[SHORT EXERCISE]
Transcribe the whole listing without a single picture.
════════
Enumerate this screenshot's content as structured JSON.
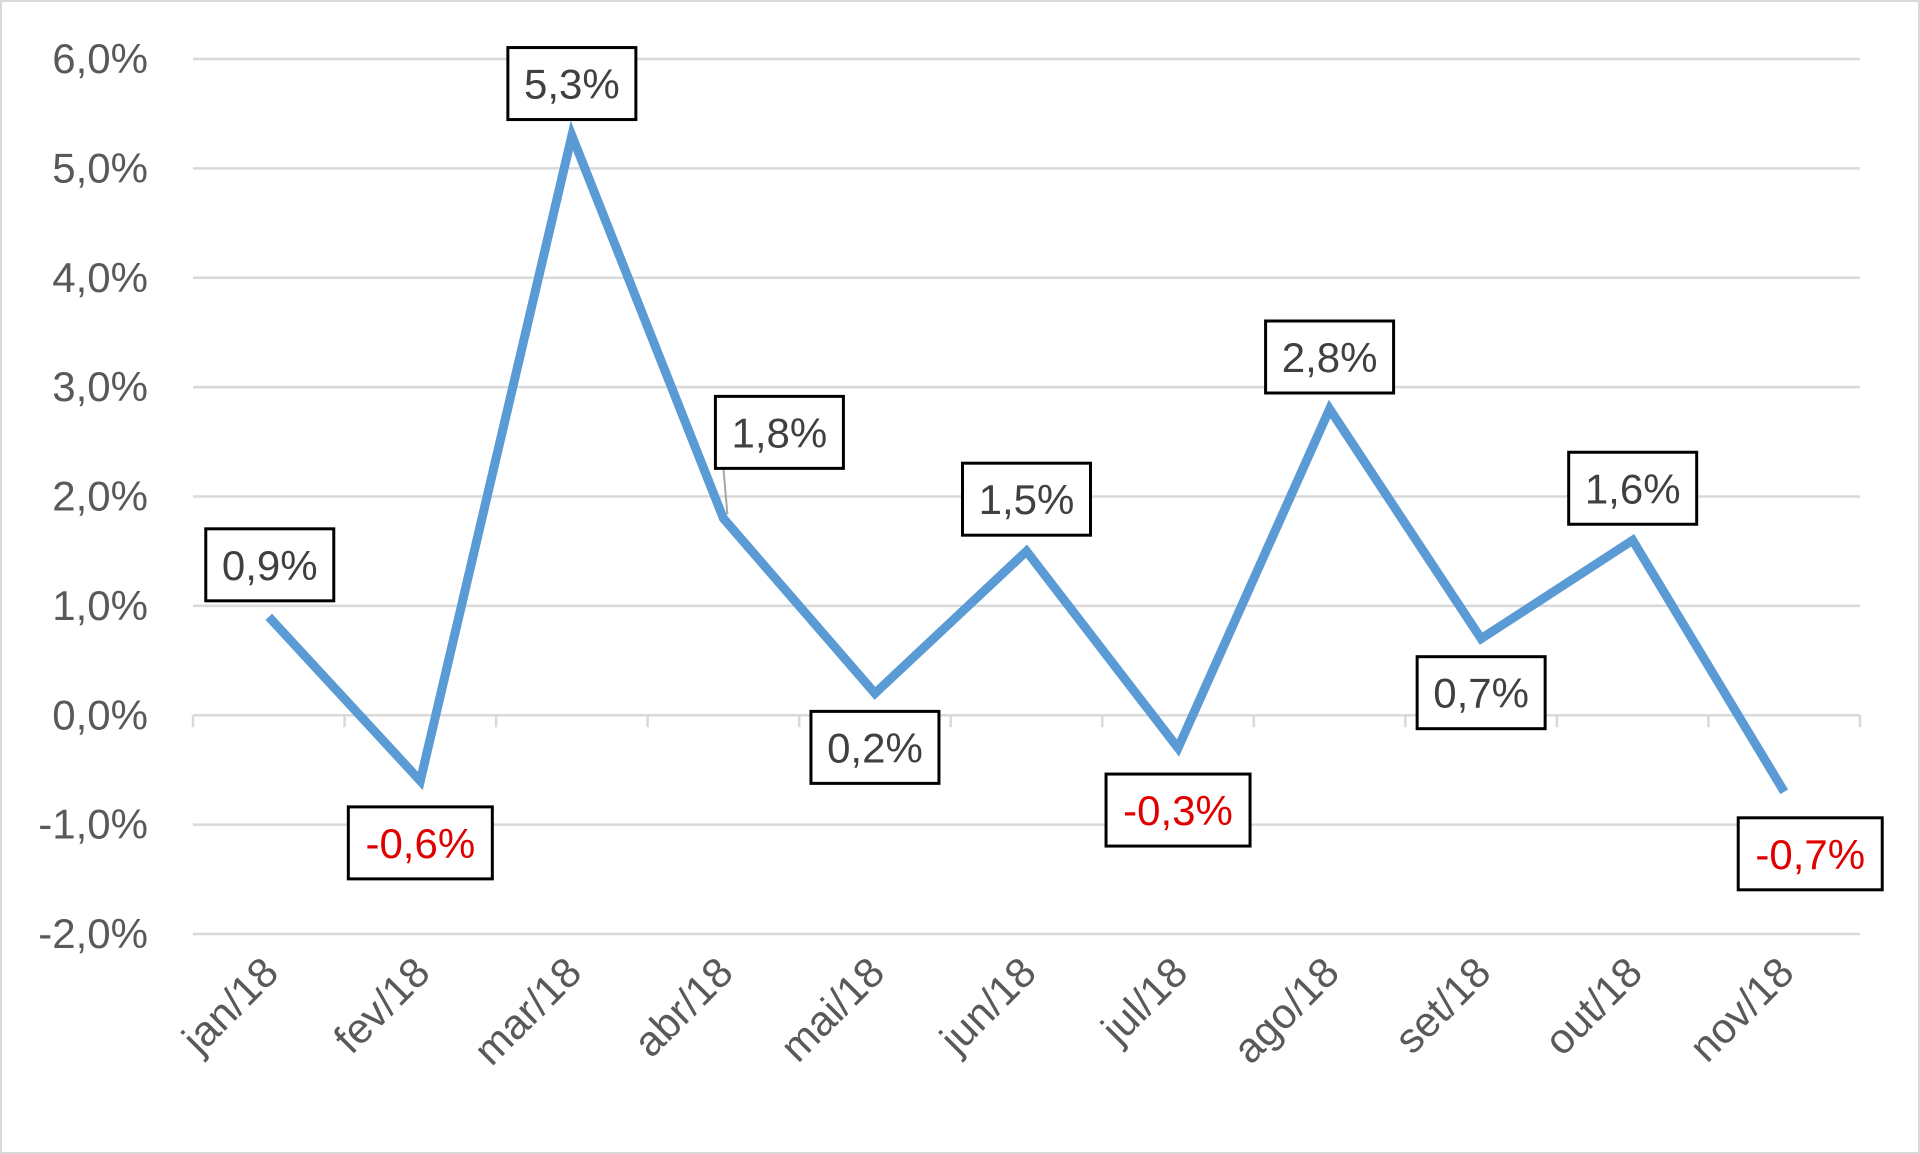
{
  "chart_data": {
    "type": "line",
    "title": "",
    "xlabel": "",
    "ylabel": "",
    "categories": [
      "jan/18",
      "fev/18",
      "mar/18",
      "abr/18",
      "mai/18",
      "jun/18",
      "jul/18",
      "ago/18",
      "set/18",
      "out/18",
      "nov/18"
    ],
    "series": [
      {
        "values": [
          0.9,
          -0.6,
          5.3,
          1.8,
          0.2,
          1.5,
          -0.3,
          2.8,
          0.7,
          1.6,
          -0.7
        ],
        "labels": [
          "0,9%",
          "-0,6%",
          "5,3%",
          "1,8%",
          "0,2%",
          "1,5%",
          "-0,3%",
          "2,8%",
          "0,7%",
          "1,6%",
          "-0,7%"
        ]
      }
    ],
    "yticks": [
      "6,0%",
      "5,0%",
      "4,0%",
      "3,0%",
      "2,0%",
      "1,0%",
      "0,0%",
      "-1,0%",
      "-2,0%"
    ],
    "ytick_values": [
      6,
      5,
      4,
      3,
      2,
      1,
      0,
      -1,
      -2
    ],
    "ylim": [
      -2,
      6
    ],
    "grid": true,
    "legend": "none",
    "colors": {
      "line": "#5b9bd5",
      "grid": "#d9d9d9",
      "axis_text": "#595959",
      "positive_label": "#404040",
      "negative_label": "#e00000",
      "label_border": "#000000"
    }
  }
}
════════
[ANSWER TO THIS EXERCISE]
Enumerate this screenshot's content as structured JSON.
{
  "chart_data": {
    "type": "line",
    "title": "",
    "xlabel": "",
    "ylabel": "",
    "categories": [
      "jan/18",
      "fev/18",
      "mar/18",
      "abr/18",
      "mai/18",
      "jun/18",
      "jul/18",
      "ago/18",
      "set/18",
      "out/18",
      "nov/18"
    ],
    "series": [
      {
        "values": [
          0.9,
          -0.6,
          5.3,
          1.8,
          0.2,
          1.5,
          -0.3,
          2.8,
          0.7,
          1.6,
          -0.7
        ],
        "labels": [
          "0,9%",
          "-0,6%",
          "5,3%",
          "1,8%",
          "0,2%",
          "1,5%",
          "-0,3%",
          "2,8%",
          "0,7%",
          "1,6%",
          "-0,7%"
        ]
      }
    ],
    "yticks": [
      "6,0%",
      "5,0%",
      "4,0%",
      "3,0%",
      "2,0%",
      "1,0%",
      "0,0%",
      "-1,0%",
      "-2,0%"
    ],
    "ytick_values": [
      6,
      5,
      4,
      3,
      2,
      1,
      0,
      -1,
      -2
    ],
    "ylim": [
      -2,
      6
    ],
    "grid": true,
    "legend": "none",
    "colors": {
      "line": "#5b9bd5",
      "grid": "#d9d9d9",
      "axis_text": "#595959",
      "positive_label": "#404040",
      "negative_label": "#e00000",
      "label_border": "#000000"
    }
  }
}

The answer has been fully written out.